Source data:
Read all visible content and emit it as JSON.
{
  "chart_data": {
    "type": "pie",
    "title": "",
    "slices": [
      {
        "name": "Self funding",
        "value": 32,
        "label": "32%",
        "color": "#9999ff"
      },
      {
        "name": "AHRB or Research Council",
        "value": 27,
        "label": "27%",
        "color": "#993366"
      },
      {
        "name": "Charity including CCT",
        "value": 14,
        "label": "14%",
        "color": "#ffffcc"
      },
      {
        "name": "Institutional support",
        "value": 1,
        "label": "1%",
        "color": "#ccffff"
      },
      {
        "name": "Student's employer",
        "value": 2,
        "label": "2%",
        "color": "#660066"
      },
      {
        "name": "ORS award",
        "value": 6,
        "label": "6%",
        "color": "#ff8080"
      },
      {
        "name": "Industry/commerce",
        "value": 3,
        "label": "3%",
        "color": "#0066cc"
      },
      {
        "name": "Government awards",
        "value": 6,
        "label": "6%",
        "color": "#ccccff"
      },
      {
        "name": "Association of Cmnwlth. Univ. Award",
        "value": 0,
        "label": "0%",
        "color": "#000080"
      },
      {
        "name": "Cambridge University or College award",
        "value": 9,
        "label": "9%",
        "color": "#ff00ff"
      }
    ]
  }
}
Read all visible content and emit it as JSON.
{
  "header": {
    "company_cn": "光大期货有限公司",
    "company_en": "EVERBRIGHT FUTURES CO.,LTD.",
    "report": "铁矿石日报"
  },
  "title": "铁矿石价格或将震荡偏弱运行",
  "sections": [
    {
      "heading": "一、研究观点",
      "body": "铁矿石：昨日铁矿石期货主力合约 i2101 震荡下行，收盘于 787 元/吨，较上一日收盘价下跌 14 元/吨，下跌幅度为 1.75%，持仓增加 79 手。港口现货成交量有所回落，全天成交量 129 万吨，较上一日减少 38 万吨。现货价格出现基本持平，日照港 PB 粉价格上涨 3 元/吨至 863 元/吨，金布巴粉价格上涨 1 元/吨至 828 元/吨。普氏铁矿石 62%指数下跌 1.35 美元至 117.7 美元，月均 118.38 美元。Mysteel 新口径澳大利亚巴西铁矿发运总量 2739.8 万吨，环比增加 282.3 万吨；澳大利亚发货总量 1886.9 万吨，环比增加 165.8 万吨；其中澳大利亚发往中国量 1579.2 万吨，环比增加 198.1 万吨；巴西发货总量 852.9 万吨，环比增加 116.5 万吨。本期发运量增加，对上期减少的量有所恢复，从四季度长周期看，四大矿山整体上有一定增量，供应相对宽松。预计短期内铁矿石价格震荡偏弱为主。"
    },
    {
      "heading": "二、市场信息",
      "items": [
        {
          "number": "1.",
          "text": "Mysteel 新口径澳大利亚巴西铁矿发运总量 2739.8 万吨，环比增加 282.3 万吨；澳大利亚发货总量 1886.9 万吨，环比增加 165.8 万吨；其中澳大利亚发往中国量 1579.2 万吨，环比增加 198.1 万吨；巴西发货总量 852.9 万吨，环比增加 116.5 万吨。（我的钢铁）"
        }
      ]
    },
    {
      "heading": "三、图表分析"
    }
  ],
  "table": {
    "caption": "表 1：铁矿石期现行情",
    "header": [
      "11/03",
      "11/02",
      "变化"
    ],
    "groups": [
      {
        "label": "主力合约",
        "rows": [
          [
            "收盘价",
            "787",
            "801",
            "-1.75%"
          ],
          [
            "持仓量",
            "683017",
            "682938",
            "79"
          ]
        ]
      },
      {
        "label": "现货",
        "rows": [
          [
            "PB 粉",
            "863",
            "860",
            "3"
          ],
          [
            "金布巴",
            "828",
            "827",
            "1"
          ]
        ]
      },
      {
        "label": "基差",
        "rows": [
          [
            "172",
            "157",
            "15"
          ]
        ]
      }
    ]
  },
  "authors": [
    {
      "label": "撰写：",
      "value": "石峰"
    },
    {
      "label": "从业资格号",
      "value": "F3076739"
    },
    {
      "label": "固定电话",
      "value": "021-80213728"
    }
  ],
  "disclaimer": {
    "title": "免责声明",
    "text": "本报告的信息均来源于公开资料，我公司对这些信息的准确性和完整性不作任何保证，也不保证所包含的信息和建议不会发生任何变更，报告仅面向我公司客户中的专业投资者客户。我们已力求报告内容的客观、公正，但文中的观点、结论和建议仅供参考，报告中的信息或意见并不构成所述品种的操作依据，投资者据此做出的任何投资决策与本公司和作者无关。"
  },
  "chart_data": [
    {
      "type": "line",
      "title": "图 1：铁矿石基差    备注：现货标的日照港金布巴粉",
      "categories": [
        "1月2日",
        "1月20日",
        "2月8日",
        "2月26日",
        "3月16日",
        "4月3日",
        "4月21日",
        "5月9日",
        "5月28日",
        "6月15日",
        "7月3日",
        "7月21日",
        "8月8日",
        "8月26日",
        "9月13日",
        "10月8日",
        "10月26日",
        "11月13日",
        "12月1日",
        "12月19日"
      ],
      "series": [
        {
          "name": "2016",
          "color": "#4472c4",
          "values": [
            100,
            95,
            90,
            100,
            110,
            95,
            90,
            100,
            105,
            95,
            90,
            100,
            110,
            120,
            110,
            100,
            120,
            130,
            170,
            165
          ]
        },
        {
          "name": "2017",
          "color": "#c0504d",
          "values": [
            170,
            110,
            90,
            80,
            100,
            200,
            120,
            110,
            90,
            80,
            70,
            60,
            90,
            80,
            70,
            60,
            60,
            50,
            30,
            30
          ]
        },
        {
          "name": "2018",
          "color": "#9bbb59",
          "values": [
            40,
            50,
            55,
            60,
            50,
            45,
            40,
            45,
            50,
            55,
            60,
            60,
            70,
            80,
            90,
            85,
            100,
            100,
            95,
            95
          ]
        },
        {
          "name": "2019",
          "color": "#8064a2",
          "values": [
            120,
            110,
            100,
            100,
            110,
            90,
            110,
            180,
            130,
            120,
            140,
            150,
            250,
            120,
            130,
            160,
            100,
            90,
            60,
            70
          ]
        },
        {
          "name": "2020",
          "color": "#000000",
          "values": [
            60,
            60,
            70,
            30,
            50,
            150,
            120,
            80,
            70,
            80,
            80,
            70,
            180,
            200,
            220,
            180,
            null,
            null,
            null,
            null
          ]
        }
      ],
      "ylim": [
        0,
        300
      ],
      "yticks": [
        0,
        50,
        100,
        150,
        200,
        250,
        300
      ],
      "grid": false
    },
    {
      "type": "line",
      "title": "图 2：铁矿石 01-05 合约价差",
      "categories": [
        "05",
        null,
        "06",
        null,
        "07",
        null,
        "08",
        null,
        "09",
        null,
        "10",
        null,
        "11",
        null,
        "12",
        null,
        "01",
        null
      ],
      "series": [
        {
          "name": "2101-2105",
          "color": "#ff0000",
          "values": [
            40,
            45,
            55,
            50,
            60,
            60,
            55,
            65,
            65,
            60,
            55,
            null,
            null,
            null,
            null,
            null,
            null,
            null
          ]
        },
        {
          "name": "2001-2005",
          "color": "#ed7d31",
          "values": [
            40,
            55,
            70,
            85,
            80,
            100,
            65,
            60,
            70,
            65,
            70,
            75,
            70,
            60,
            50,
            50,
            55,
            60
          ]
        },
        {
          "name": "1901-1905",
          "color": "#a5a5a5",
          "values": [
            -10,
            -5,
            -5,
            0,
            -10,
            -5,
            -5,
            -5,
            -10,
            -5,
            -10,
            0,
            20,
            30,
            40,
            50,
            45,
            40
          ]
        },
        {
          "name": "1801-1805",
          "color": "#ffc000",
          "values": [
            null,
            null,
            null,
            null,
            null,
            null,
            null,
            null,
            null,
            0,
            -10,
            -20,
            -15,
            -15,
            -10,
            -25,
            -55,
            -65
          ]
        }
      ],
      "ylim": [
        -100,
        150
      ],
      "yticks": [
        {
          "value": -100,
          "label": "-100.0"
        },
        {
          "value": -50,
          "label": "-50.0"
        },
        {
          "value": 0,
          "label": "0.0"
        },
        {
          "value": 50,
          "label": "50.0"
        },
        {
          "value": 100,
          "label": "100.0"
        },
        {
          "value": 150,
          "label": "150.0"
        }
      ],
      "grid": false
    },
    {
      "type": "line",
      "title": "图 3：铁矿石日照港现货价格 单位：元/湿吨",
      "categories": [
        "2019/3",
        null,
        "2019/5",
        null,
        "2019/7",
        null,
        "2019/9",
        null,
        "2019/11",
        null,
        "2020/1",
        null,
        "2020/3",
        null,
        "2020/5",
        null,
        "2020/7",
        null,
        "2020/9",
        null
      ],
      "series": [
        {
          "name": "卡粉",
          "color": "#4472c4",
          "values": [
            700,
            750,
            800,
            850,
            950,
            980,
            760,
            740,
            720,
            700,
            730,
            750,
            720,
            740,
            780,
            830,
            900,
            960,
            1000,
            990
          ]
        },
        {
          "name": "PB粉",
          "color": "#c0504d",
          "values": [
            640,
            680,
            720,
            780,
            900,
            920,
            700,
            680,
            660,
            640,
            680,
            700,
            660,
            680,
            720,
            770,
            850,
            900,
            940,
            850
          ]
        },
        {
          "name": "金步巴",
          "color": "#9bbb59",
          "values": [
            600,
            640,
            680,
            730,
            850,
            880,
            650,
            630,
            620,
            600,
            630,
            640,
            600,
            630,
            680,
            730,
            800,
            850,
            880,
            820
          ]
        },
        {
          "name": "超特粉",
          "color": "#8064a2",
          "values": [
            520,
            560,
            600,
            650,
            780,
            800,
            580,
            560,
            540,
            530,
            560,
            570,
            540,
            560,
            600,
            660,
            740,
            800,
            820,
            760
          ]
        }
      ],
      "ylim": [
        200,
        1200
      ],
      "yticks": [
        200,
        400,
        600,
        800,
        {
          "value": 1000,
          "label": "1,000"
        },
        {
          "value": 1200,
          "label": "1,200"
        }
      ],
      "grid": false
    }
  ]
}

Set exercise » Identify and copy the lines holding the word "巴西发货总量".

Response to the task »
      "body": "铁矿石：昨日铁矿石期货主力合约 i2101 震荡下行，收盘于 787 元/吨，较上一日收盘价下跌 14 元/吨，下跌幅度为 1.75%，持仓增加 79 手。港口现货成交量有所回落，全天成交量 129 万吨，较上一日减少 38 万吨。现货价格出现基本持平，日照港 PB 粉价格上涨 3 元/吨至 863 元/吨，金布巴粉价格上涨 1 元/吨至 828 元/吨。普氏铁矿石 62%指数下跌 1.35 美元至 117.7 美元，月均 118.38 美元。Mysteel 新口径澳大利亚巴西铁矿发运总量 2739.8 万吨，环比增加 282.3 万吨；澳大利亚发货总量 1886.9 万吨，环比增加 165.8 万吨；其中澳大利亚发往中国量 1579.2 万吨，环比增加 198.1 万吨；巴西发货总量 852.9 万吨，环比增加 116.5 万吨。本期发运量增加，对上期减少的量有所恢复，从四季度长周期看，四大矿山整体上有一定增量，供应相对宽松。预计短期内铁矿石价格震荡偏弱为主。"
          "text": "Mysteel 新口径澳大利亚巴西铁矿发运总量 2739.8 万吨，环比增加 282.3 万吨；澳大利亚发货总量 1886.9 万吨，环比增加 165.8 万吨；其中澳大利亚发往中国量 1579.2 万吨，环比增加 198.1 万吨；巴西发货总量 852.9 万吨，环比增加 116.5 万吨。（我的钢铁）"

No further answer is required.